## Start Records for this exercise

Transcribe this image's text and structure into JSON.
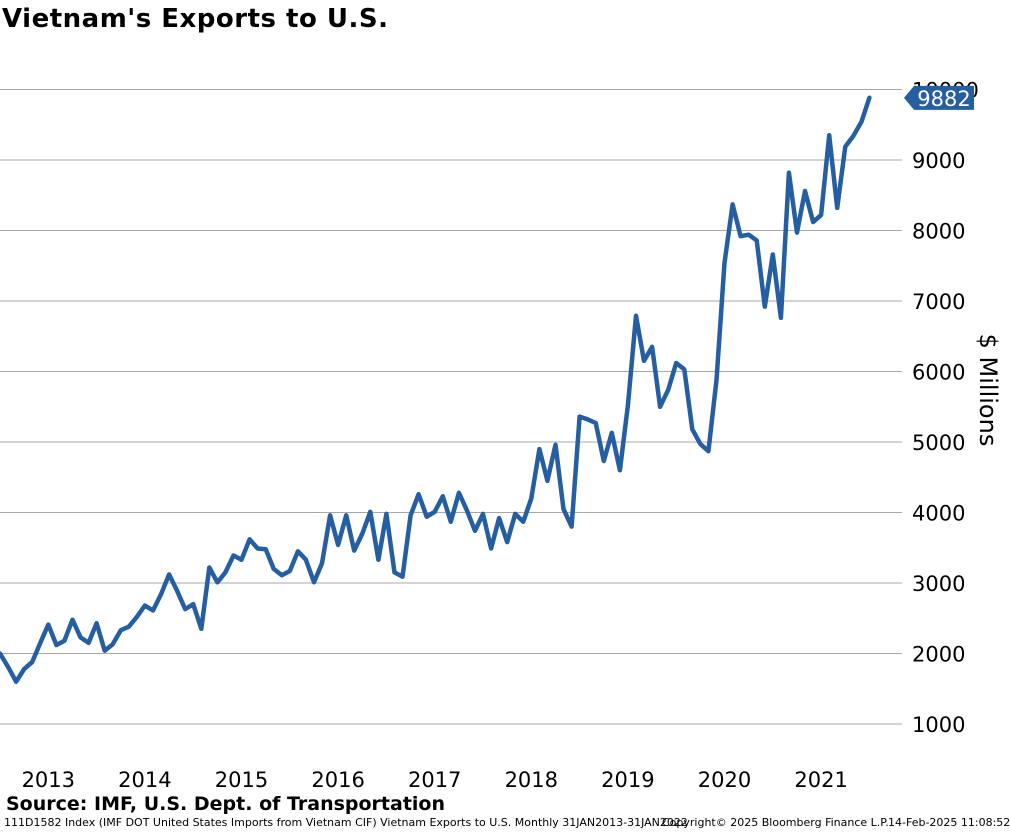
{
  "chart_data": {
    "type": "line",
    "title": "Vietnam's Exports to U.S.",
    "ylabel": "$ Millions",
    "xlabel": "",
    "ylim": [
      900,
      10200
    ],
    "y_ticks": [
      1000,
      2000,
      3000,
      4000,
      5000,
      6000,
      7000,
      8000,
      9000,
      10000
    ],
    "x_ticks": [
      "2013",
      "2014",
      "2015",
      "2016",
      "2017",
      "2018",
      "2019",
      "2020",
      "2021"
    ],
    "grid": true,
    "x_start": "Jan 2013",
    "series": [
      {
        "color": "#255EA1",
        "values": [
          2000,
          1810,
          1600,
          1780,
          1880,
          2150,
          2410,
          2120,
          2180,
          2480,
          2230,
          2150,
          2430,
          2040,
          2130,
          2330,
          2380,
          2520,
          2680,
          2610,
          2840,
          3120,
          2890,
          2630,
          2700,
          2350,
          3220,
          3010,
          3150,
          3390,
          3330,
          3620,
          3490,
          3480,
          3200,
          3110,
          3170,
          3450,
          3330,
          3010,
          3280,
          3960,
          3540,
          3960,
          3460,
          3700,
          4010,
          3330,
          3980,
          3150,
          3090,
          3960,
          4260,
          3940,
          4010,
          4230,
          3870,
          4280,
          4030,
          3740,
          3980,
          3490,
          3920,
          3580,
          3980,
          3870,
          4200,
          4900,
          4450,
          4960,
          4050,
          3800,
          5360,
          5320,
          5270,
          4730,
          5130,
          4600,
          5520,
          6790,
          6150,
          6350,
          5500,
          5740,
          6120,
          6030,
          5180,
          4970,
          4870,
          5880,
          7540,
          8370,
          7920,
          7940,
          7860,
          6920,
          7660,
          6760,
          8820,
          7970,
          8560,
          8120,
          8220,
          9350,
          8320,
          9190,
          9340,
          9540,
          9882
        ]
      }
    ],
    "last_value_label": "9882"
  },
  "source": "Source: IMF, U.S. Dept. of Transportation",
  "footer": {
    "left": "111D1582 Index (IMF DOT United States Imports from Vietnam CIF) Vietnam Exports to U.S.  Monthly 31JAN2013-31JAN2022",
    "center": "Copyright© 2025 Bloomberg Finance L.P.",
    "right": "14-Feb-2025 11:08:52"
  }
}
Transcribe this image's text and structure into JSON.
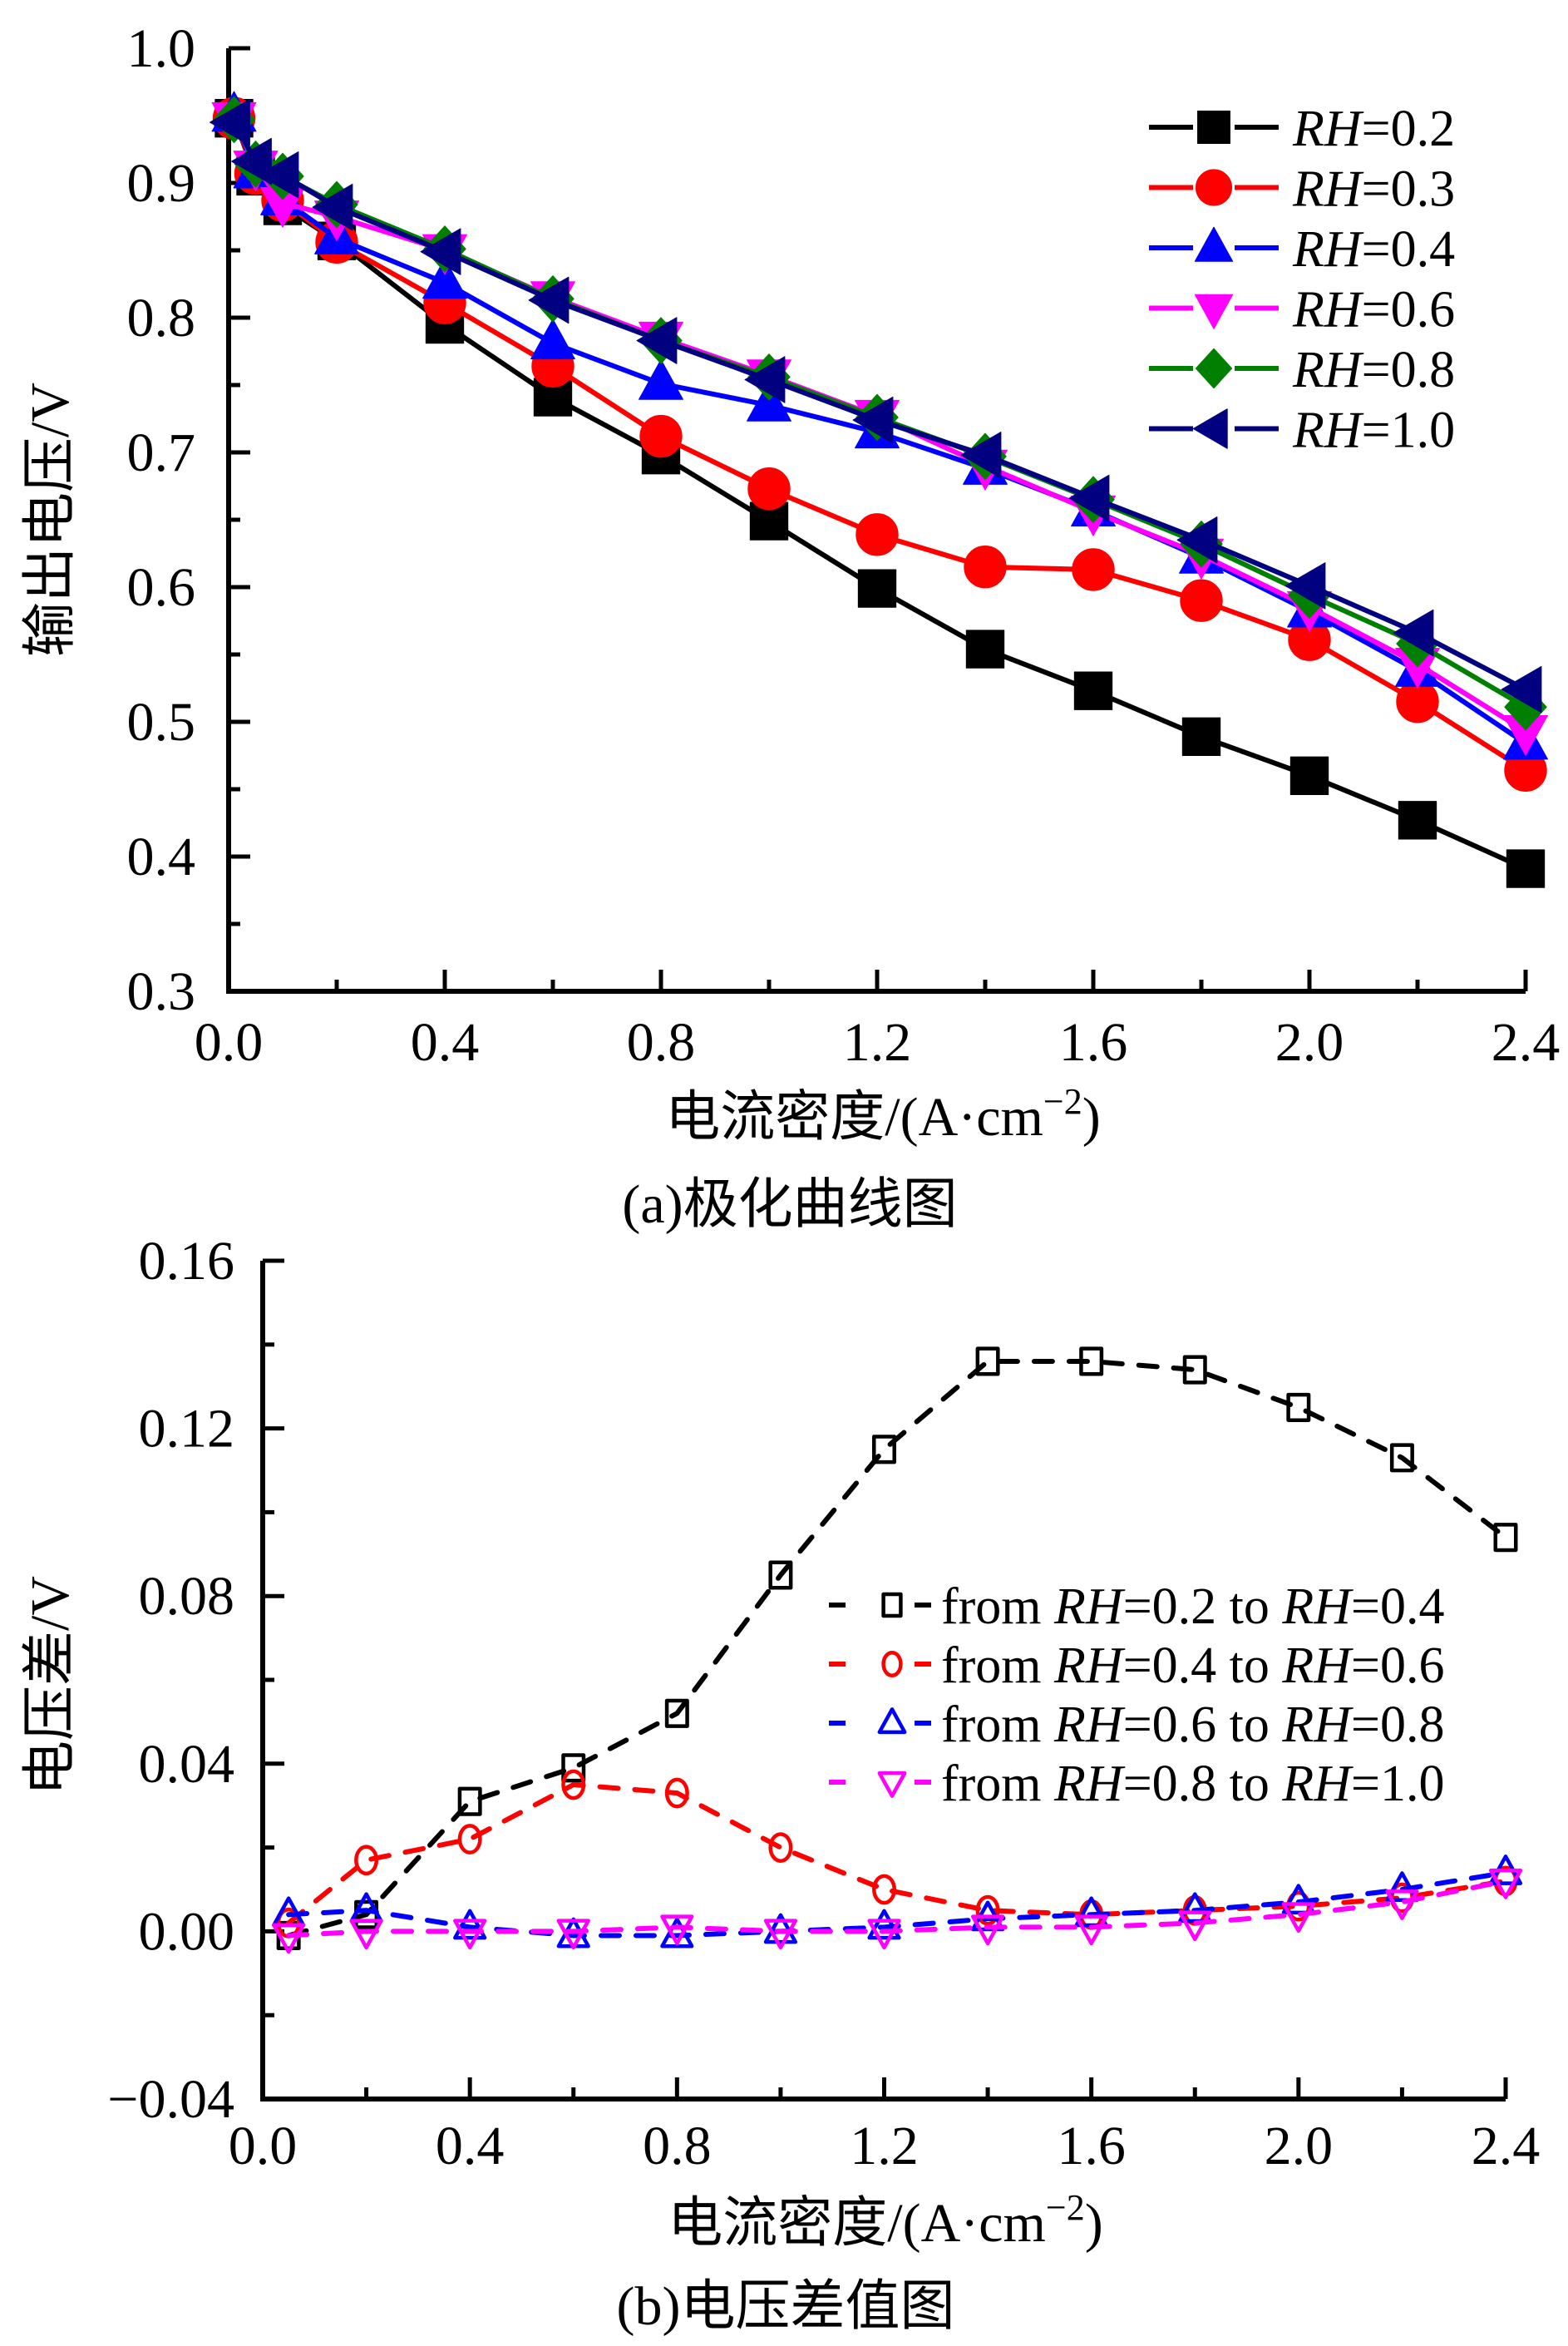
{
  "chart_data": [
    {
      "id": "a",
      "type": "line",
      "title": "",
      "caption": "(a)极化曲线图",
      "xlabel": "电流密度/(A·cm",
      "xlabel_sup": "−2",
      "xlabel_close": ")",
      "ylabel": "输出电压/V",
      "xlim": [
        0,
        2.4
      ],
      "ylim": [
        0.3,
        1.0
      ],
      "xticks": [
        0.0,
        0.4,
        0.8,
        1.2,
        1.6,
        2.0,
        2.4
      ],
      "xtick_labels": [
        "0.0",
        "0.4",
        "0.8",
        "1.2",
        "1.6",
        "2.0",
        "2.4"
      ],
      "yticks": [
        0.3,
        0.4,
        0.5,
        0.6,
        0.7,
        0.8,
        0.9,
        1.0
      ],
      "ytick_labels": [
        "0.3",
        "0.4",
        "0.5",
        "0.6",
        "0.7",
        "0.8",
        "0.9",
        "1.0"
      ],
      "grid": false,
      "legend_position": "top-right",
      "x": [
        0.01,
        0.05,
        0.1,
        0.2,
        0.4,
        0.6,
        0.8,
        1.0,
        1.2,
        1.4,
        1.6,
        1.8,
        2.0,
        2.2,
        2.4
      ],
      "series": [
        {
          "name": "RH=0.2",
          "label_italic": "RH",
          "label_rest": "=0.2",
          "color": "#000000",
          "marker": "square",
          "filled": true,
          "dashed": false,
          "values": [
            0.948,
            0.905,
            0.883,
            0.857,
            0.795,
            0.741,
            0.698,
            0.649,
            0.599,
            0.554,
            0.523,
            0.489,
            0.46,
            0.427,
            0.391
          ]
        },
        {
          "name": "RH=0.3",
          "label_italic": "RH",
          "label_rest": "=0.3",
          "color": "#ff0000",
          "marker": "circle",
          "filled": true,
          "dashed": false,
          "values": [
            0.948,
            0.907,
            0.887,
            0.856,
            0.811,
            0.764,
            0.712,
            0.673,
            0.639,
            0.615,
            0.613,
            0.59,
            0.561,
            0.515,
            0.464
          ]
        },
        {
          "name": "RH=0.4",
          "label_italic": "RH",
          "label_rest": "=0.4",
          "color": "#0000ff",
          "marker": "triangle-up",
          "filled": true,
          "dashed": false,
          "values": [
            0.95,
            0.908,
            0.888,
            0.859,
            0.826,
            0.781,
            0.751,
            0.735,
            0.715,
            0.688,
            0.657,
            0.622,
            0.582,
            0.538,
            0.484
          ]
        },
        {
          "name": "RH=0.6",
          "label_italic": "RH",
          "label_rest": "=0.6",
          "color": "#ff00ff",
          "marker": "triangle-down",
          "filled": true,
          "dashed": false,
          "values": [
            0.948,
            0.912,
            0.885,
            0.875,
            0.85,
            0.815,
            0.785,
            0.757,
            0.727,
            0.69,
            0.656,
            0.624,
            0.585,
            0.543,
            0.493
          ]
        },
        {
          "name": "RH=0.8",
          "label_italic": "RH",
          "label_rest": "=0.8",
          "color": "#007f00",
          "marker": "diamond",
          "filled": true,
          "dashed": false,
          "values": [
            0.947,
            0.914,
            0.905,
            0.884,
            0.851,
            0.814,
            0.783,
            0.756,
            0.726,
            0.697,
            0.665,
            0.632,
            0.594,
            0.558,
            0.511
          ]
        },
        {
          "name": "RH=1.0",
          "label_italic": "RH",
          "label_rest": "=1.0",
          "color": "#000080",
          "marker": "triangle-left",
          "filled": true,
          "dashed": false,
          "values": [
            0.945,
            0.916,
            0.906,
            0.882,
            0.849,
            0.813,
            0.783,
            0.754,
            0.724,
            0.698,
            0.666,
            0.635,
            0.601,
            0.566,
            0.524
          ]
        }
      ]
    },
    {
      "id": "b",
      "type": "line",
      "title": "",
      "caption": "(b)电压差值图",
      "xlabel": "电流密度/(A·cm",
      "xlabel_sup": "−2",
      "xlabel_close": ")",
      "ylabel": "电压差/V",
      "xlim": [
        0,
        2.4
      ],
      "ylim": [
        -0.04,
        0.16
      ],
      "xticks": [
        0.0,
        0.4,
        0.8,
        1.2,
        1.6,
        2.0,
        2.4
      ],
      "xtick_labels": [
        "0.0",
        "0.4",
        "0.8",
        "1.2",
        "1.6",
        "2.0",
        "2.4"
      ],
      "yticks": [
        -0.04,
        0.0,
        0.04,
        0.08,
        0.12,
        0.16
      ],
      "ytick_labels": [
        "−0.04",
        "0.00",
        "0.04",
        "0.08",
        "0.12",
        "0.16"
      ],
      "grid": false,
      "legend_position": "center-right",
      "x": [
        0.05,
        0.2,
        0.4,
        0.6,
        0.8,
        1.0,
        1.2,
        1.4,
        1.6,
        1.8,
        2.0,
        2.2,
        2.4
      ],
      "series": [
        {
          "name": "from RH=0.2 to RH=0.4",
          "label_parts": [
            "from ",
            "RH",
            "=0.2 to ",
            "RH",
            "=0.4"
          ],
          "color": "#000000",
          "marker": "square",
          "filled": false,
          "dashed": true,
          "values": [
            -0.001,
            0.004,
            0.031,
            0.039,
            0.052,
            0.085,
            0.115,
            0.136,
            0.136,
            0.134,
            0.125,
            0.113,
            0.094
          ]
        },
        {
          "name": "from RH=0.4 to RH=0.6",
          "label_parts": [
            "from ",
            "RH",
            "=0.4 to ",
            "RH",
            "=0.6"
          ],
          "color": "#ff0000",
          "marker": "circle",
          "filled": false,
          "dashed": true,
          "values": [
            0.002,
            0.017,
            0.022,
            0.035,
            0.033,
            0.02,
            0.01,
            0.005,
            0.004,
            0.005,
            0.006,
            0.008,
            0.012
          ]
        },
        {
          "name": "from RH=0.6 to RH=0.8",
          "label_parts": [
            "from ",
            "RH",
            "=0.6 to ",
            "RH",
            "=0.8"
          ],
          "color": "#0000ff",
          "marker": "triangle-up",
          "filled": false,
          "dashed": true,
          "values": [
            0.004,
            0.005,
            0.001,
            -0.001,
            -0.001,
            0.0,
            0.001,
            0.003,
            0.004,
            0.005,
            0.007,
            0.01,
            0.014
          ]
        },
        {
          "name": "from RH=0.8 to RH=1.0",
          "label_parts": [
            "from ",
            "RH",
            "=0.8 to ",
            "RH",
            "=1.0"
          ],
          "color": "#ff00ff",
          "marker": "triangle-down",
          "filled": false,
          "dashed": true,
          "values": [
            -0.001,
            0.0,
            0.0,
            0.0,
            0.001,
            0.0,
            0.0,
            0.001,
            0.001,
            0.002,
            0.004,
            0.007,
            0.012
          ]
        }
      ]
    }
  ]
}
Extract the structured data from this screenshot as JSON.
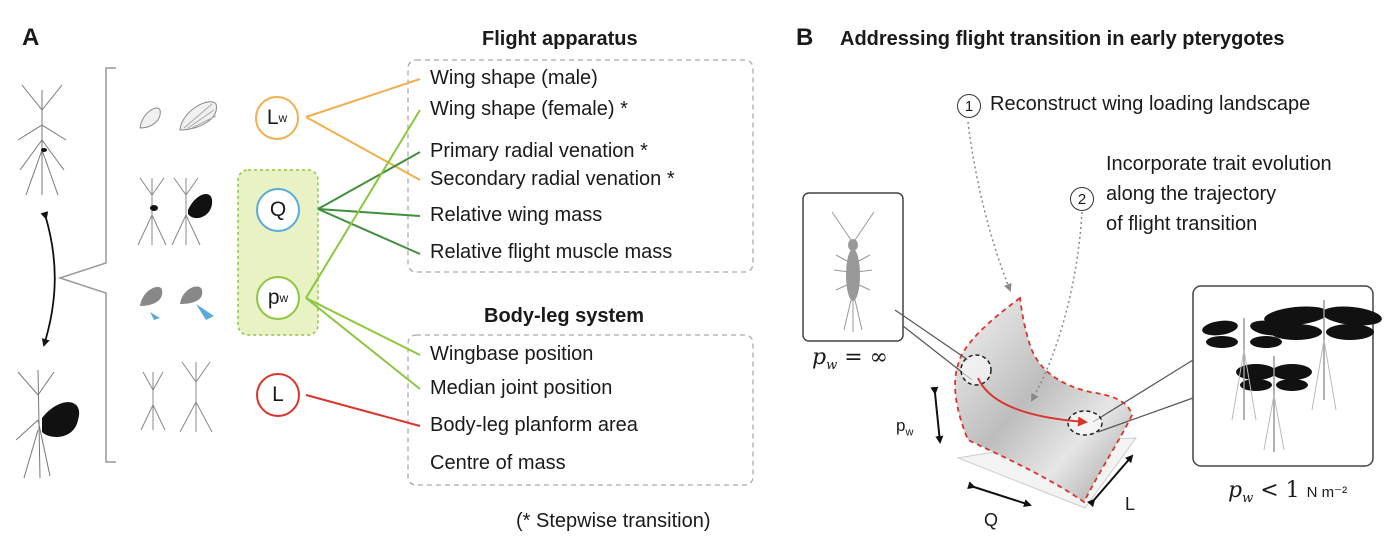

## End Records for this exercise

## Challenge:
Go through the records and pull out each line that includes the word "name".

## Exercise result:
          "name": "RH=0.2",
          "name": "RH=0.3",
          "name": "RH=0.4",
          "name": "RH=0.6",
          "name": "RH=0.8",
          "name": "RH=1.0",
          "name": "from RH=0.2 to RH=0.4",
          "name": "from RH=0.4 to RH=0.6",
          "name": "from RH=0.6 to RH=0.8",
          "name": "from RH=0.8 to RH=1.0",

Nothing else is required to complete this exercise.